Given data →
━━━
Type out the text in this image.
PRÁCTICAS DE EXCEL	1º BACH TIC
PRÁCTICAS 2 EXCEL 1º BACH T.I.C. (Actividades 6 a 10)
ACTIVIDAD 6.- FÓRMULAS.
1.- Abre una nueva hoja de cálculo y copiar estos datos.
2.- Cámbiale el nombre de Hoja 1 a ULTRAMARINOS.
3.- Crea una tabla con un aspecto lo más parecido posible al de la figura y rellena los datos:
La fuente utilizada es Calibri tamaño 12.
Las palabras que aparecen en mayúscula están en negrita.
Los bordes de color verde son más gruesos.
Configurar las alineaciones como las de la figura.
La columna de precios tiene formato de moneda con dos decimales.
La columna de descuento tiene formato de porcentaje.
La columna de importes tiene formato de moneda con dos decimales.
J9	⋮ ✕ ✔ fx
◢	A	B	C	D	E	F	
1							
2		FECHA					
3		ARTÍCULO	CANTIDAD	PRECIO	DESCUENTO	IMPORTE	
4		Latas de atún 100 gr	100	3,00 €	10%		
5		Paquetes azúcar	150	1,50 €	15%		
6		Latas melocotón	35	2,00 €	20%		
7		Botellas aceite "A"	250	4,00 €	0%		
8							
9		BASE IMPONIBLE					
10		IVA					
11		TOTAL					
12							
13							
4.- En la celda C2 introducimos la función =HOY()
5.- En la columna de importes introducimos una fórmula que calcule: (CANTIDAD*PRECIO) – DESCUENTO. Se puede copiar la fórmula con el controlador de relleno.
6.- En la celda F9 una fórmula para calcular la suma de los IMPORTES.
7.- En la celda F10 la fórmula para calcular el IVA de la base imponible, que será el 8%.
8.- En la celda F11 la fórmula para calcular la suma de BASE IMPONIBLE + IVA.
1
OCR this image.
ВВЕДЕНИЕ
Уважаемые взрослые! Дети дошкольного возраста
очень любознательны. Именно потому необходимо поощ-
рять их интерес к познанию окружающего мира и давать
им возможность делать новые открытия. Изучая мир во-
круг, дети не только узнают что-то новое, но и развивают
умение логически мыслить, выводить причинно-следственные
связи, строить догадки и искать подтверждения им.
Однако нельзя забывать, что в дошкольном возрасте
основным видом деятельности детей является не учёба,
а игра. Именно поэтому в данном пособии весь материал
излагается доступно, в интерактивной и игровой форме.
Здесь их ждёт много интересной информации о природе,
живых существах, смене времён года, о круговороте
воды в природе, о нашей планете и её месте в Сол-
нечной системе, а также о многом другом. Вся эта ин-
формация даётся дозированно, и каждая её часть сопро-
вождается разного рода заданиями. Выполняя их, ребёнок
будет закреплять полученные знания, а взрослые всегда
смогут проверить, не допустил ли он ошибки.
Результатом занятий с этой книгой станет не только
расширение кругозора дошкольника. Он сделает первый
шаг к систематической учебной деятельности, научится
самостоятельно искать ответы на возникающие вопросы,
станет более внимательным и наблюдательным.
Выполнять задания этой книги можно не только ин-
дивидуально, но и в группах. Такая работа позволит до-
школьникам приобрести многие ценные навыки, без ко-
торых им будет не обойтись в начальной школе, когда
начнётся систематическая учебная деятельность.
━━━
Task to carry out → Copy out all of the data exactly, leaving nothing out.

Problem solution →
Type out the text in this image.
PRÁCTICAS DE EXCEL	1º BACH TIC
PRÁCTICAS 2 EXCEL 1º BACH T.I.C. (Actividades 6 a 10)
ACTIVIDAD 6.- FÓRMULAS.
1.- Abre una nueva hoja de cálculo y copiar estos datos.
2.- Cámbiale el nombre de Hoja 1 a ULTRAMARINOS.
3.- Crea una tabla con un aspecto lo más parecido posible al de la figura y rellena los datos:
La fuente utilizada es Calibri tamaño 12.
Las palabras que aparecen en mayúscula están en negrita.
Los bordes de color verde son más gruesos.
Configurar las alineaciones como las de la figura.
La columna de precios tiene formato de moneda con dos decimales.
La columna de descuento tiene formato de porcentaje.
La columna de importes tiene formato de moneda con dos decimales.
J9	⋮ ✕ ✔ fx
◢	A	B	C	D	E	F	
1							
2		FECHA					
3		ARTÍCULO	CANTIDAD	PRECIO	DESCUENTO	IMPORTE	
4		Latas de atún 100 gr	100	3,00 €	10%		
5		Paquetes azúcar	150	1,50 €	15%		
6		Latas melocotón	35	2,00 €	20%		
7		Botellas aceite "A"	250	4,00 €	0%		
8							
9		BASE IMPONIBLE					
10		IVA					
11		TOTAL					
12							
13							
4.- En la celda C2 introducimos la función =HOY()
5.- En la columna de importes introducimos una fórmula que calcule: (CANTIDAD*PRECIO) – DESCUENTO. Se puede copiar la fórmula con el controlador de relleno.
6.- En la celda F9 una fórmula para calcular la suma de los IMPORTES.
7.- En la celda F10 la fórmula para calcular el IVA de la base imponible, que será el 8%.
8.- En la celda F11 la fórmula para calcular la suma de BASE IMPONIBLE + IVA.
1
OCR this image.
ВВЕДЕНИЕ
Уважаемые взрослые! Дети дошкольного возраста
очень любознательны. Именно потому необходимо поощ-
рять их интерес к познанию окружающего мира и давать
им возможность делать новые открытия. Изучая мир во-
круг, дети не только узнают что-то новое, но и развивают
умение логически мыслить, выводить причинно-следственные
связи, строить догадки и искать подтверждения им.
Однако нельзя забывать, что в дошкольном возрасте
основным видом деятельности детей является не учёба,
а игра. Именно поэтому в данном пособии весь материал
излагается доступно, в интерактивной и игровой форме.
Здесь их ждёт много интересной информации о природе,
живых существах, смене времён года, о круговороте
воды в природе, о нашей планете и её месте в Сол-
нечной системе, а также о многом другом. Вся эта ин-
формация даётся дозированно, и каждая её часть сопро-
вождается разного рода заданиями. Выполняя их, ребёнок
будет закреплять полученные знания, а взрослые всегда
смогут проверить, не допустил ли он ошибки.
Результатом занятий с этой книгой станет не только
расширение кругозора дошкольника. Он сделает первый
шаг к систематической учебной деятельности, научится
самостоятельно искать ответы на возникающие вопросы,
станет более внимательным и наблюдательным.
Выполнять задания этой книги можно не только ин-
дивидуально, но и в группах. Такая работа позволит до-
школьникам приобрести многие ценные навыки, без ко-
торых им будет не обойтись в начальной школе, когда
начнётся систематическая учебная деятельность.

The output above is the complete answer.